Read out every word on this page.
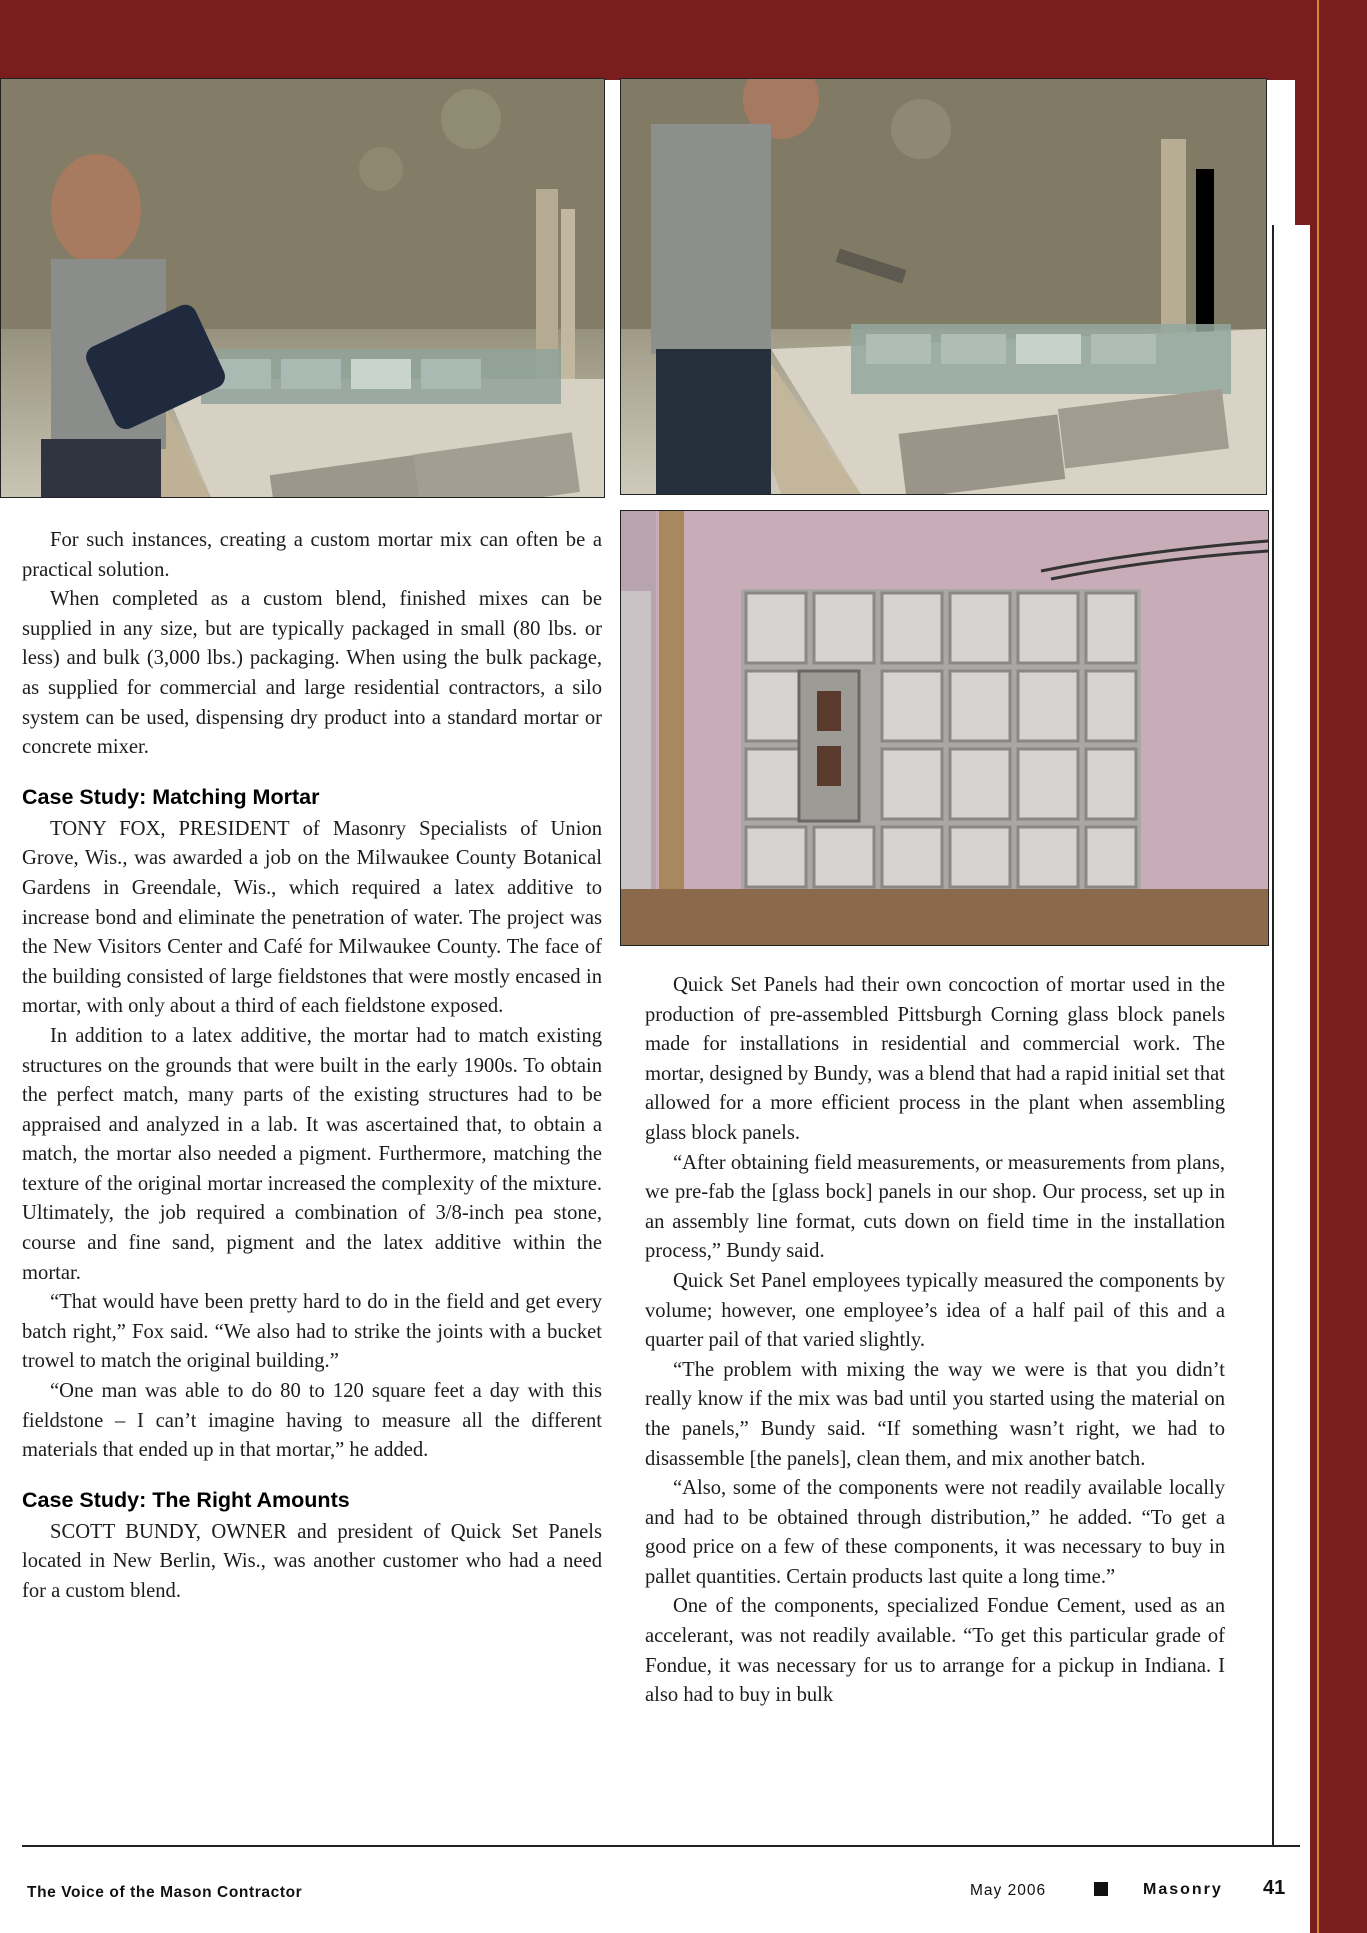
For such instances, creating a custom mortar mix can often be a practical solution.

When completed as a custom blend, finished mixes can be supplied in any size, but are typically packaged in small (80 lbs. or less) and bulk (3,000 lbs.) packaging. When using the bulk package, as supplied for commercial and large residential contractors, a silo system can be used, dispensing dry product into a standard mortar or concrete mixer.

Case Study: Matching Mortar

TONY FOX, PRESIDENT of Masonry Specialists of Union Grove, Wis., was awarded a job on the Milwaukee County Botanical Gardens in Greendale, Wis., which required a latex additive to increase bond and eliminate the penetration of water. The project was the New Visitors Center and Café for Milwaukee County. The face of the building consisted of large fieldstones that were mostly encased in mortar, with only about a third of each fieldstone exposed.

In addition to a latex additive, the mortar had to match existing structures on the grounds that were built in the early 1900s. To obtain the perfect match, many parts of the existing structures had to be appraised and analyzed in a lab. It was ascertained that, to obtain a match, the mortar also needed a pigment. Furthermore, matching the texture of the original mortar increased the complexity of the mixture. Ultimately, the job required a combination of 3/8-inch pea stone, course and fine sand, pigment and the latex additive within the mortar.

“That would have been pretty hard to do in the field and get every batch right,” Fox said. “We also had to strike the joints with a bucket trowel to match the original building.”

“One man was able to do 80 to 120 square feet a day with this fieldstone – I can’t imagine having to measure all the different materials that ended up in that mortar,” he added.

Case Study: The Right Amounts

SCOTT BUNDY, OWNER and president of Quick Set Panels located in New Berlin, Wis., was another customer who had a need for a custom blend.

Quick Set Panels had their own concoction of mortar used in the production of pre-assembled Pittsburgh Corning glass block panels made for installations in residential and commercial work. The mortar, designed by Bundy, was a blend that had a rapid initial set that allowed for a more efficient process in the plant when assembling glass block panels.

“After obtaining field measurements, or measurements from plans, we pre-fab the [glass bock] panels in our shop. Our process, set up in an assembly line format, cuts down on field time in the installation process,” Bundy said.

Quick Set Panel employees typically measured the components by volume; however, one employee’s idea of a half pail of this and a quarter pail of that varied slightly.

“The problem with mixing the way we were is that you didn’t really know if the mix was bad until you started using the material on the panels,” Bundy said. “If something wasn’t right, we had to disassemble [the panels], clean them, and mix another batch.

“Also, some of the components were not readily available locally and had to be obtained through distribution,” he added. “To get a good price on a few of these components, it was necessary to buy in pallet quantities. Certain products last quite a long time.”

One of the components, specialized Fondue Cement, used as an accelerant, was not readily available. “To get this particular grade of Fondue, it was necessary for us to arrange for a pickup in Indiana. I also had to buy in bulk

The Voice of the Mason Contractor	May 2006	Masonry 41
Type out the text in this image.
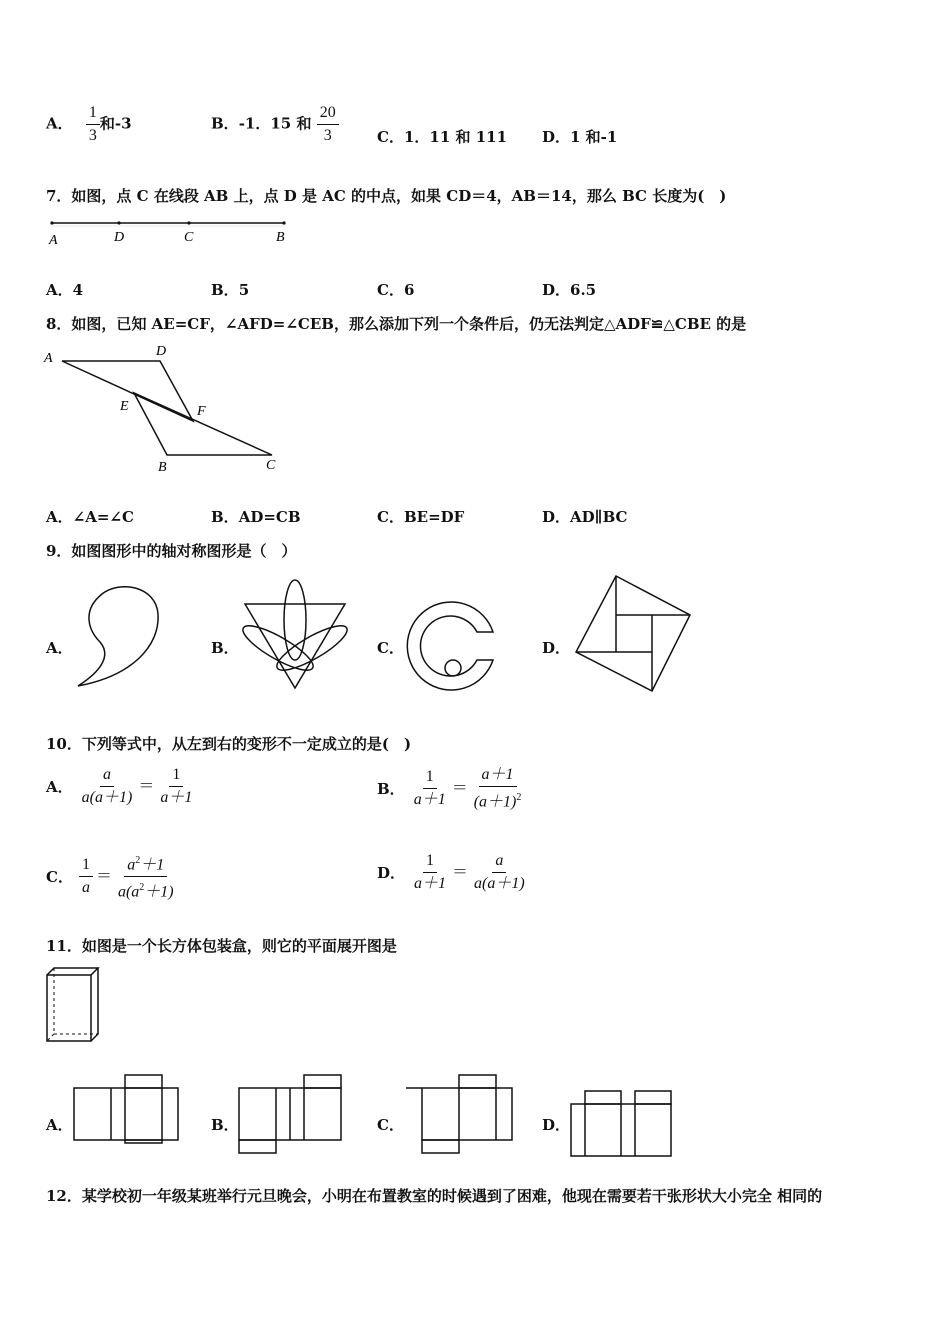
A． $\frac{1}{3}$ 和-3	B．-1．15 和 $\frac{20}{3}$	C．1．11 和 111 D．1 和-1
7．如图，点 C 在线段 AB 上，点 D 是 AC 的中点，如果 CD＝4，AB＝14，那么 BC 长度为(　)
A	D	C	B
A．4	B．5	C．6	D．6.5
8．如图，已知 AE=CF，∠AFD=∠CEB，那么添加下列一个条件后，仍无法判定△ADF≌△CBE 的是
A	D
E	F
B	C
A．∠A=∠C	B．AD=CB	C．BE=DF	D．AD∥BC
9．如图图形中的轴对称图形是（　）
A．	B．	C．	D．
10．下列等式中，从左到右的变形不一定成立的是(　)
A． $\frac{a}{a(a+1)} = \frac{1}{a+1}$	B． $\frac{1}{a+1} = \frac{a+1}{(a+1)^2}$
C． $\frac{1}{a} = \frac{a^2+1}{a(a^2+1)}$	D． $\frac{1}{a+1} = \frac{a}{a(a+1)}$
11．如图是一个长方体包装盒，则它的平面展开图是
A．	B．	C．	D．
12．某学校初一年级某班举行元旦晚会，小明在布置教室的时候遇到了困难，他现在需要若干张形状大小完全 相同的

*****

◆ **EXERCISE PROMPT**
Omit the pictures and output all of the other material exactly.

◆ **RESPONSE TO THE TASK**
Read out every word on this page.
For such instances, creating a custom mortar mix can often be a practical solution.

When completed as a custom blend, finished mixes can be supplied in any size, but are typically packaged in small (80 lbs. or less) and bulk (3,000 lbs.) packaging. When using the bulk package, as supplied for commercial and large residential contractors, a silo system can be used, dispensing dry product into a standard mortar or concrete mixer.

Case Study: Matching Mortar

TONY FOX, PRESIDENT of Masonry Specialists of Union Grove, Wis., was awarded a job on the Milwaukee County Botanical Gardens in Greendale, Wis., which required a latex additive to increase bond and eliminate the penetration of water. The project was the New Visitors Center and Café for Milwaukee County. The face of the building consisted of large fieldstones that were mostly encased in mortar, with only about a third of each fieldstone exposed.

In addition to a latex additive, the mortar had to match existing structures on the grounds that were built in the early 1900s. To obtain the perfect match, many parts of the existing structures had to be appraised and analyzed in a lab. It was ascertained that, to obtain a match, the mortar also needed a pigment. Furthermore, matching the texture of the original mortar increased the complexity of the mixture. Ultimately, the job required a combination of 3/8-inch pea stone, course and fine sand, pigment and the latex additive within the mortar.

“That would have been pretty hard to do in the field and get every batch right,” Fox said. “We also had to strike the joints with a bucket trowel to match the original building.”

“One man was able to do 80 to 120 square feet a day with this fieldstone – I can’t imagine having to measure all the different materials that ended up in that mortar,” he added.

Case Study: The Right Amounts

SCOTT BUNDY, OWNER and president of Quick Set Panels located in New Berlin, Wis., was another customer who had a need for a custom blend.

Quick Set Panels had their own concoction of mortar used in the production of pre-assembled Pittsburgh Corning glass block panels made for installations in residential and commercial work. The mortar, designed by Bundy, was a blend that had a rapid initial set that allowed for a more efficient process in the plant when assembling glass block panels.

“After obtaining field measurements, or measurements from plans, we pre-fab the [glass bock] panels in our shop. Our process, set up in an assembly line format, cuts down on field time in the installation process,” Bundy said.

Quick Set Panel employees typically measured the components by volume; however, one employee’s idea of a half pail of this and a quarter pail of that varied slightly.

“The problem with mixing the way we were is that you didn’t really know if the mix was bad until you started using the material on the panels,” Bundy said. “If something wasn’t right, we had to disassemble [the panels], clean them, and mix another batch.

“Also, some of the components were not readily available locally and had to be obtained through distribution,” he added. “To get a good price on a few of these components, it was necessary to buy in pallet quantities. Certain products last quite a long time.”

One of the components, specialized Fondue Cement, used as an accelerant, was not readily available. “To get this particular grade of Fondue, it was necessary for us to arrange for a pickup in Indiana. I also had to buy in bulk

The Voice of the Mason Contractor	May 2006	Masonry 41
Type out the text in this image.
A． $\frac{1}{3}$ 和-3	B．-1．15 和 $\frac{20}{3}$	C．1．11 和 111 D．1 和-1
7．如图，点 C 在线段 AB 上，点 D 是 AC 的中点，如果 CD＝4，AB＝14，那么 BC 长度为(　)
A	D	C	B
A．4	B．5	C．6	D．6.5
8．如图，已知 AE=CF，∠AFD=∠CEB，那么添加下列一个条件后，仍无法判定△ADF≌△CBE 的是
A	D
E	F
B	C
A．∠A=∠C	B．AD=CB	C．BE=DF	D．AD∥BC
9．如图图形中的轴对称图形是（　）
A．	B．	C．	D．
10．下列等式中，从左到右的变形不一定成立的是(　)
A． $\frac{a}{a(a+1)} = \frac{1}{a+1}$	B． $\frac{1}{a+1} = \frac{a+1}{(a+1)^2}$
C． $\frac{1}{a} = \frac{a^2+1}{a(a^2+1)}$	D． $\frac{1}{a+1} = \frac{a}{a(a+1)}$
11．如图是一个长方体包装盒，则它的平面展开图是
A．	B．	C．	D．
12．某学校初一年级某班举行元旦晚会，小明在布置教室的时候遇到了困难，他现在需要若干张形状大小完全 相同的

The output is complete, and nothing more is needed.